[Direction] Retype the listing that follows, word for word.

[Information shown]
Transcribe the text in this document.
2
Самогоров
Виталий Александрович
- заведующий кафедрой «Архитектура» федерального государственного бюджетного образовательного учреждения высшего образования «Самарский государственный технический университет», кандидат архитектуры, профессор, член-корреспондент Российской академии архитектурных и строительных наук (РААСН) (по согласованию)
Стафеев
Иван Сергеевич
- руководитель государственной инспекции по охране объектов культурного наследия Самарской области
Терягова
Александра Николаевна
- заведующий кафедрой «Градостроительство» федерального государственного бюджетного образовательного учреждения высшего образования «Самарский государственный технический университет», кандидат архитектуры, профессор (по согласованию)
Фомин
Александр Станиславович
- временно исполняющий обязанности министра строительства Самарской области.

[Response to the task]
Transcribe the text in this document.
2
Самогоров
Виталий Александрович
- заведующий кафедрой «Архитектура» федерального государственного бюджетного образовательного учреждения высшего образования «Самарский государственный технический университет», кандидат архитектуры, профессор, член-корреспондент Российской академии архитектурных и строительных наук (РААСН) (по согласованию)
Стафеев
Иван Сергеевич
- руководитель государственной инспекции по охране объектов культурного наследия Самарской области
Терягова
Александра Николаевна
- заведующий кафедрой «Градостроительство» федерального государственного бюджетного образовательного учреждения высшего образования «Самарский государственный технический университет», кандидат архитектуры, профессор (по согласованию)
Фомин
Александр Станиславович
- временно исполняющий обязанности министра строительства Самарской области.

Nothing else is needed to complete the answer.